Aim of the task: Restate the data word for word and leave the images out.
┌──
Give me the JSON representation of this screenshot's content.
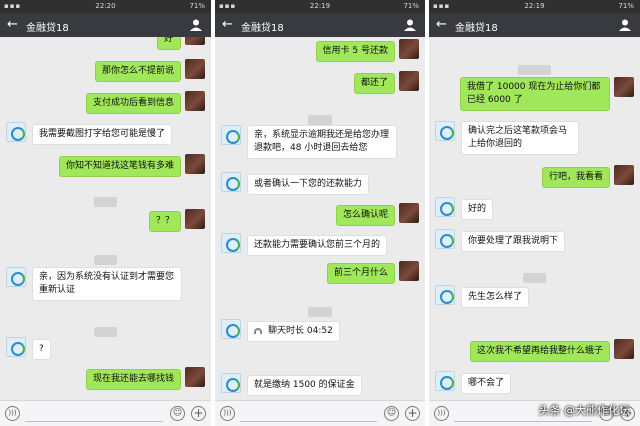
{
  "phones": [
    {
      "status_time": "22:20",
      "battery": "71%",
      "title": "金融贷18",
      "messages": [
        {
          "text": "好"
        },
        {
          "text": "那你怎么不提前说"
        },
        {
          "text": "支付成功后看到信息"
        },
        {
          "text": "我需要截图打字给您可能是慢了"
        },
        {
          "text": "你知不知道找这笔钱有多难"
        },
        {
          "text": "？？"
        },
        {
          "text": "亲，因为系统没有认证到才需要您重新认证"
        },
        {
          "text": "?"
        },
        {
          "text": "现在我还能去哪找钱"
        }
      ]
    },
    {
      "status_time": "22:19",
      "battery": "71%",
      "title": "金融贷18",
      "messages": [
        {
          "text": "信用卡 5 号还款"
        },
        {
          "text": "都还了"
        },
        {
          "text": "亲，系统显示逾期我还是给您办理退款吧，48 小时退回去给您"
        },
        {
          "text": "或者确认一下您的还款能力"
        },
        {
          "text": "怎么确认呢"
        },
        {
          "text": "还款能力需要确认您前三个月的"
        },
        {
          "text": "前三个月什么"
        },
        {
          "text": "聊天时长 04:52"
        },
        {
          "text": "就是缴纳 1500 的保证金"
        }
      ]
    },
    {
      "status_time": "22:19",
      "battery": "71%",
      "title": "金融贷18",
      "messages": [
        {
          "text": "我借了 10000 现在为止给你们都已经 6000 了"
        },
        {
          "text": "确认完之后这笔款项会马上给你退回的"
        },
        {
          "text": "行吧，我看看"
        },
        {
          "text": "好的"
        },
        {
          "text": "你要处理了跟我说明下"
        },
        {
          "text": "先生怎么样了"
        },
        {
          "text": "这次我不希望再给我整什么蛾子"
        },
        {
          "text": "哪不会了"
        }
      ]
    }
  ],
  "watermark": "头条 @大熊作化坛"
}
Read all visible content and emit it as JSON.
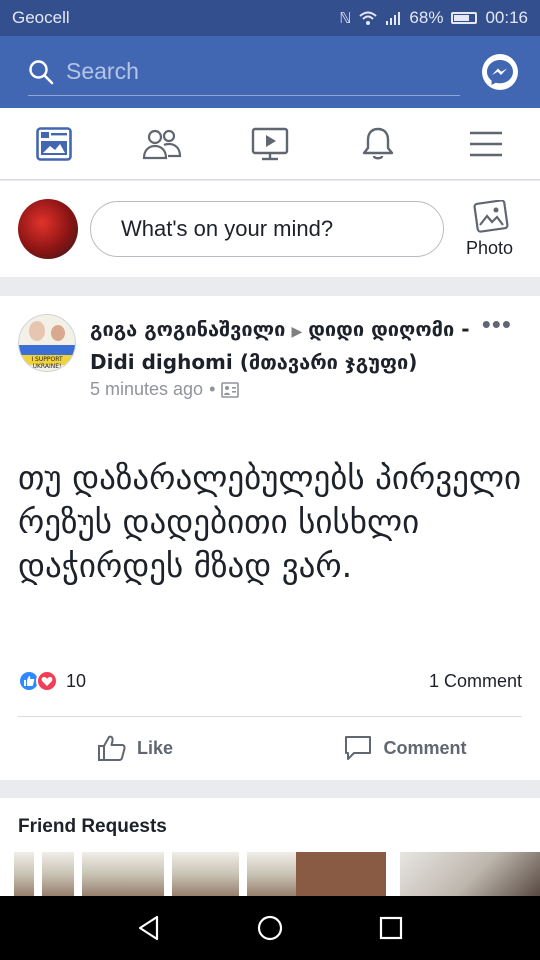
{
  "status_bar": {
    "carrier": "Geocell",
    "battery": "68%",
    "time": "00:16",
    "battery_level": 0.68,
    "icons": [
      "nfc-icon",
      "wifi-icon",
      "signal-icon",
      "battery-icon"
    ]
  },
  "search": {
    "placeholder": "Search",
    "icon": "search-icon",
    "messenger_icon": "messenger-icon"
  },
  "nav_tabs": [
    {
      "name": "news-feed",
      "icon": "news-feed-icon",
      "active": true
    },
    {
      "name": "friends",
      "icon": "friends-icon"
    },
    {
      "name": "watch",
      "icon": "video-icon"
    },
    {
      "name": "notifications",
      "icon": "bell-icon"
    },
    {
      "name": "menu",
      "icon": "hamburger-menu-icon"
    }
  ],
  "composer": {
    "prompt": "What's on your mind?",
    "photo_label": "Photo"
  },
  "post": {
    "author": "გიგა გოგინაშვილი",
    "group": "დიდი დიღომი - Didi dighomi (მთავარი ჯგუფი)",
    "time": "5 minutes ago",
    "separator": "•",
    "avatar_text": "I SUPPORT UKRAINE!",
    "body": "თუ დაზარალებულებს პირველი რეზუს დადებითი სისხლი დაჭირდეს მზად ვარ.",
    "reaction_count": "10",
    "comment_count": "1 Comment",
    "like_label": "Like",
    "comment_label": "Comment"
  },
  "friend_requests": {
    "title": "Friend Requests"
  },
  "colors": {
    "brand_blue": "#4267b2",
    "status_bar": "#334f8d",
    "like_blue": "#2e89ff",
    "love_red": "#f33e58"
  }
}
└──
Solved problem:
Give me the JSON representation of this screenshot's content.
{
  "phones": [
    {
      "status_time": "22:20",
      "battery": "71%",
      "title": "金融贷18",
      "messages": [
        {
          "text": "好"
        },
        {
          "text": "那你怎么不提前说"
        },
        {
          "text": "支付成功后看到信息"
        },
        {
          "text": "我需要截图打字给您可能是慢了"
        },
        {
          "text": "你知不知道找这笔钱有多难"
        },
        {
          "text": "？？"
        },
        {
          "text": "亲，因为系统没有认证到才需要您重新认证"
        },
        {
          "text": "?"
        },
        {
          "text": "现在我还能去哪找钱"
        }
      ]
    },
    {
      "status_time": "22:19",
      "battery": "71%",
      "title": "金融贷18",
      "messages": [
        {
          "text": "信用卡 5 号还款"
        },
        {
          "text": "都还了"
        },
        {
          "text": "亲，系统显示逾期我还是给您办理退款吧，48 小时退回去给您"
        },
        {
          "text": "或者确认一下您的还款能力"
        },
        {
          "text": "怎么确认呢"
        },
        {
          "text": "还款能力需要确认您前三个月的"
        },
        {
          "text": "前三个月什么"
        },
        {
          "text": "聊天时长 04:52"
        },
        {
          "text": "就是缴纳 1500 的保证金"
        }
      ]
    },
    {
      "status_time": "22:19",
      "battery": "71%",
      "title": "金融贷18",
      "messages": [
        {
          "text": "我借了 10000 现在为止给你们都已经 6000 了"
        },
        {
          "text": "确认完之后这笔款项会马上给你退回的"
        },
        {
          "text": "行吧，我看看"
        },
        {
          "text": "好的"
        },
        {
          "text": "你要处理了跟我说明下"
        },
        {
          "text": "先生怎么样了"
        },
        {
          "text": "这次我不希望再给我整什么蛾子"
        },
        {
          "text": "哪不会了"
        }
      ]
    }
  ],
  "watermark": "头条 @大熊作化坛"
}
Read all visible content and emit it as JSON.
{
  "status_bar": {
    "carrier": "Geocell",
    "battery": "68%",
    "time": "00:16",
    "battery_level": 0.68,
    "icons": [
      "nfc-icon",
      "wifi-icon",
      "signal-icon",
      "battery-icon"
    ]
  },
  "search": {
    "placeholder": "Search",
    "icon": "search-icon",
    "messenger_icon": "messenger-icon"
  },
  "nav_tabs": [
    {
      "name": "news-feed",
      "icon": "news-feed-icon",
      "active": true
    },
    {
      "name": "friends",
      "icon": "friends-icon"
    },
    {
      "name": "watch",
      "icon": "video-icon"
    },
    {
      "name": "notifications",
      "icon": "bell-icon"
    },
    {
      "name": "menu",
      "icon": "hamburger-menu-icon"
    }
  ],
  "composer": {
    "prompt": "What's on your mind?",
    "photo_label": "Photo"
  },
  "post": {
    "author": "გიგა გოგინაშვილი",
    "group": "დიდი დიღომი - Didi dighomi (მთავარი ჯგუფი)",
    "time": "5 minutes ago",
    "separator": "•",
    "avatar_text": "I SUPPORT UKRAINE!",
    "body": "თუ დაზარალებულებს პირველი რეზუს დადებითი სისხლი დაჭირდეს მზად ვარ.",
    "reaction_count": "10",
    "comment_count": "1 Comment",
    "like_label": "Like",
    "comment_label": "Comment"
  },
  "friend_requests": {
    "title": "Friend Requests"
  },
  "colors": {
    "brand_blue": "#4267b2",
    "status_bar": "#334f8d",
    "like_blue": "#2e89ff",
    "love_red": "#f33e58"
  }
}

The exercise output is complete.